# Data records
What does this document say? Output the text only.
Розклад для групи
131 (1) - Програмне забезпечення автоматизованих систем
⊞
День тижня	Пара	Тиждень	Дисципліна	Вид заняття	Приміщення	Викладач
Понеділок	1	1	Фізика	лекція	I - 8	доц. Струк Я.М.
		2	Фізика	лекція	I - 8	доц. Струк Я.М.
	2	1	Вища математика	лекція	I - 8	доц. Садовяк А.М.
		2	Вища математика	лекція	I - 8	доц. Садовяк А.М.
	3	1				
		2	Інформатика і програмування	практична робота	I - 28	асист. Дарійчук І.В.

# DO THIS
From the records above, extract every line exactly as it stands.

# FINAL ANSWER
What does this document say? Output the text only.
Розклад для групи
131 (1) - Програмне забезпечення автоматизованих систем
⊞
День тижня	Пара	Тиждень	Дисципліна	Вид заняття	Приміщення	Викладач
Понеділок	1	1	Фізика	лекція	I - 8	доц. Струк Я.М.
		2	Фізика	лекція	I - 8	доц. Струк Я.М.
	2	1	Вища математика	лекція	I - 8	доц. Садовяк А.М.
		2	Вища математика	лекція	I - 8	доц. Садовяк А.М.
	3	1				
		2	Інформатика і програмування	практична робота	I - 28	асист. Дарійчук І.В.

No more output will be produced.